>> begin Supplied information

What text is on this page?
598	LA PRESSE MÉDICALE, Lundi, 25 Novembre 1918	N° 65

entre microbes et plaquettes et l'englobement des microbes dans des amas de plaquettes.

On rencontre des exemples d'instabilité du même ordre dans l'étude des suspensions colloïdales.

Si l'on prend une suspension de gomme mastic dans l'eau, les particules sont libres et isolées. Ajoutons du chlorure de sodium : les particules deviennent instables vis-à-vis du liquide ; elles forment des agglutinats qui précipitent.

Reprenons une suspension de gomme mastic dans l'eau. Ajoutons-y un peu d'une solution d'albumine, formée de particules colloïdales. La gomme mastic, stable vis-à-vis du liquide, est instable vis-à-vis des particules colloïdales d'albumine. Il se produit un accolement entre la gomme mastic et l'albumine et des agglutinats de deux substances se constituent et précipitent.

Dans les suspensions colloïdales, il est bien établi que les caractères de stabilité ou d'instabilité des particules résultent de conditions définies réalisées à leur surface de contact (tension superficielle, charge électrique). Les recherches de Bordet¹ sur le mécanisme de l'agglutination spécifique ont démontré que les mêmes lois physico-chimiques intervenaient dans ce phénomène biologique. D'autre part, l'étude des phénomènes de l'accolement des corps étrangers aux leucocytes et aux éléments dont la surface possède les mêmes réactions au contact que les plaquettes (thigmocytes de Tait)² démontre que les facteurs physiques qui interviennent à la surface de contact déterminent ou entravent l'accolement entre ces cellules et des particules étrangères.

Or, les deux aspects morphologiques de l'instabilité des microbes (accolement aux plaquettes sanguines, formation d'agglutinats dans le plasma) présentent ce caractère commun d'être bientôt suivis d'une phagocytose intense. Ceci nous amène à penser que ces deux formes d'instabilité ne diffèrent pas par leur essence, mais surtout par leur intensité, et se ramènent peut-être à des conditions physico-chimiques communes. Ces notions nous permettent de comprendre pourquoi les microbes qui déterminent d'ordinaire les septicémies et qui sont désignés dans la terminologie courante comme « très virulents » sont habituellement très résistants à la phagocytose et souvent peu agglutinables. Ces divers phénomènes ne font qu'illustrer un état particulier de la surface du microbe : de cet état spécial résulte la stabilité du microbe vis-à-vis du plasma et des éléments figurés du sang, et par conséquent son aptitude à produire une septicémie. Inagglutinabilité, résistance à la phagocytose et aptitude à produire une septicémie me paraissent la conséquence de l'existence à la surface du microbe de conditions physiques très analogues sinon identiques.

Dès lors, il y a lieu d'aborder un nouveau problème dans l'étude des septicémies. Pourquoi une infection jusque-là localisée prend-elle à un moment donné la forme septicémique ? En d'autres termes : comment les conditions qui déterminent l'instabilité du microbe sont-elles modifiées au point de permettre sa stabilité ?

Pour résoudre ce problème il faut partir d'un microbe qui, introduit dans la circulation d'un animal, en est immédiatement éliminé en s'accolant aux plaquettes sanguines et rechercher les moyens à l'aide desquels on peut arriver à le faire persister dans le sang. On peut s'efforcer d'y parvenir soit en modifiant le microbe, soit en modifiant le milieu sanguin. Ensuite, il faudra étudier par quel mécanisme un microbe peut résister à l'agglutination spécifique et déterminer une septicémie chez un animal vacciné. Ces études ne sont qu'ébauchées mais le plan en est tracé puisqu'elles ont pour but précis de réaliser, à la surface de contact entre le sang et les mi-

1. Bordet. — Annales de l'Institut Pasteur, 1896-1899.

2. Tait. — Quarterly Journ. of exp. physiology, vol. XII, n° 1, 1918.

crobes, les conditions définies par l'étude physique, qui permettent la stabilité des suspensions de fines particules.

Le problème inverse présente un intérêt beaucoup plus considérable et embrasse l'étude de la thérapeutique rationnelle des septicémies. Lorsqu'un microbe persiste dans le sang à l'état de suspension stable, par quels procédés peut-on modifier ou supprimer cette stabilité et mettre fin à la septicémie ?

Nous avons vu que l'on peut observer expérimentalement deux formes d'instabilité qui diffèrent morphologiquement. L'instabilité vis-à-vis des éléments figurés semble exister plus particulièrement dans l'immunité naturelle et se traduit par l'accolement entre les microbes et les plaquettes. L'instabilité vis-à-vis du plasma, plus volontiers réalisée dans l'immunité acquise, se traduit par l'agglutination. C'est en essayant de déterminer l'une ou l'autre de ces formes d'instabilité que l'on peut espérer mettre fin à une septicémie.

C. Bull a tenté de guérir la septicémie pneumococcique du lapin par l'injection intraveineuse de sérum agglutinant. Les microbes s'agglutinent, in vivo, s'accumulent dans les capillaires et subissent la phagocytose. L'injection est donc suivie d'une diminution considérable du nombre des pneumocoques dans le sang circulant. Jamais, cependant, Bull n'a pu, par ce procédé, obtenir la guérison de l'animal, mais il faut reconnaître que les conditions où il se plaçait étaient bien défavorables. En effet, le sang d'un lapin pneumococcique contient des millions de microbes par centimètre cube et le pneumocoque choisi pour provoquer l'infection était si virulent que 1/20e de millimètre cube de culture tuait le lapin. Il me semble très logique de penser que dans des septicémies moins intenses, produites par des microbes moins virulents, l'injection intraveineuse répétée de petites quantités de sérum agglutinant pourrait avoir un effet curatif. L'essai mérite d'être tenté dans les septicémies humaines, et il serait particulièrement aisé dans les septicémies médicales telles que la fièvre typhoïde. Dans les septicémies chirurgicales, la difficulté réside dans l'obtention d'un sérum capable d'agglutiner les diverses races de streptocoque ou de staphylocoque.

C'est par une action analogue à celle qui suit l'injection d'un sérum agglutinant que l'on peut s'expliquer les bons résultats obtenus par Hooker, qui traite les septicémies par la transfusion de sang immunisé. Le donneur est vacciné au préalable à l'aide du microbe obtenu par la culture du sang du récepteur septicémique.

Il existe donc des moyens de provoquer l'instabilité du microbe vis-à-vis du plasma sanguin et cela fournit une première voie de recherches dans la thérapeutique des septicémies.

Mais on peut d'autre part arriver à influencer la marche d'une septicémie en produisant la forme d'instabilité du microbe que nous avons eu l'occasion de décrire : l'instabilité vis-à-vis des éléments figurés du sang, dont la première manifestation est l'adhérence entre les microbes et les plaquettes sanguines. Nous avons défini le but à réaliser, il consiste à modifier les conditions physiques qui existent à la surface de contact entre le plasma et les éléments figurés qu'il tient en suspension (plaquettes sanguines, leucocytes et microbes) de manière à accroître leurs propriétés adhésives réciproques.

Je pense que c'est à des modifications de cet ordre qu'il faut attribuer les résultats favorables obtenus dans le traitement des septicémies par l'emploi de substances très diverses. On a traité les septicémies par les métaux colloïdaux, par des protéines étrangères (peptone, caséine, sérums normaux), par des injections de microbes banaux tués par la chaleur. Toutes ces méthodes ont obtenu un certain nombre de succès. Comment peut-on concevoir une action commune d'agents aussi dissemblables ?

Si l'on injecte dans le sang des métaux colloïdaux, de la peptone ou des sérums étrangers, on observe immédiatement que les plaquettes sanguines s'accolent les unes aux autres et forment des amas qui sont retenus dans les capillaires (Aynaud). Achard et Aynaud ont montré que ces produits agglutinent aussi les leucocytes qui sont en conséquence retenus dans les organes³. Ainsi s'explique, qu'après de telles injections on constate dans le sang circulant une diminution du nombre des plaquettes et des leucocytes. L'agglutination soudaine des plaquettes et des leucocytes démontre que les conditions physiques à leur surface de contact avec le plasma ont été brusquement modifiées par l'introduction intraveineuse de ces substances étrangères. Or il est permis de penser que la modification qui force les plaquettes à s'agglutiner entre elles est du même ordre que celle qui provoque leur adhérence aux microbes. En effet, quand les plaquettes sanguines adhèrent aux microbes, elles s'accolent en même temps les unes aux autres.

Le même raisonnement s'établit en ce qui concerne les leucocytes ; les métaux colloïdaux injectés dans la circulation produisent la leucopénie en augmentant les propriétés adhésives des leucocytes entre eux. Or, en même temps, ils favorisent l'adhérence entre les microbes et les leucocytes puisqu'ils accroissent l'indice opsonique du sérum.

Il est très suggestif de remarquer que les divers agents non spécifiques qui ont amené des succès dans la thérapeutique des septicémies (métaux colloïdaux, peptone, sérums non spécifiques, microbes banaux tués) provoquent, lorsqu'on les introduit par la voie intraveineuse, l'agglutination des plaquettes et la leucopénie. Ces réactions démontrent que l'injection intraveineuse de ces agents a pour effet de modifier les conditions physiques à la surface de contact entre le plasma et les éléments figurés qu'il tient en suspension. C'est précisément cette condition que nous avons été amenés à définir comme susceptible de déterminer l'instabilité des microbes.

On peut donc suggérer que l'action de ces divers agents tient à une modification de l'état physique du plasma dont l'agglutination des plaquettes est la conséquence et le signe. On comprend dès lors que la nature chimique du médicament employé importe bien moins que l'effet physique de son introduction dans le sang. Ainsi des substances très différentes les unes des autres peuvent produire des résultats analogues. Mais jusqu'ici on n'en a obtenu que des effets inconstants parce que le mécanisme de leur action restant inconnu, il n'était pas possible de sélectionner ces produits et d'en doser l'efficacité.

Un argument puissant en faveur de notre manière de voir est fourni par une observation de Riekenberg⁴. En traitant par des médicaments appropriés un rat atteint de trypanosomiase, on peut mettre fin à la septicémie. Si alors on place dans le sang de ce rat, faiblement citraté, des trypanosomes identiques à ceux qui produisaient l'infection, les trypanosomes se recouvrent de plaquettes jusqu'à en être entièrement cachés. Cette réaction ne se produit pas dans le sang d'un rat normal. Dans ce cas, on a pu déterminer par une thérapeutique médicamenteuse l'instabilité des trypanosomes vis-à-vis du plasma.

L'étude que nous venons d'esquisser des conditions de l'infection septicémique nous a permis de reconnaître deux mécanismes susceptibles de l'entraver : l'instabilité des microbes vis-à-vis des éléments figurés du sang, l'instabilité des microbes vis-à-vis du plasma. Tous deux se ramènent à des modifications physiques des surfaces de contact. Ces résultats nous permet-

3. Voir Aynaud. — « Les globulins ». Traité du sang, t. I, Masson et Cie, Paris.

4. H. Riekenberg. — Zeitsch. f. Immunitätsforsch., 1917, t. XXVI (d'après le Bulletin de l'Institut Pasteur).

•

>> end Supplied information

Identify and extract each line of the listing that contains "Institut".

### Complete response
1. Bordet. — Annales de l'Institut Pasteur, 1896-1899.
4. H. Riekenberg. — Zeitsch. f. Immunitätsforsch., 1917, t. XXVI (d'après le Bulletin de l'Institut Pasteur).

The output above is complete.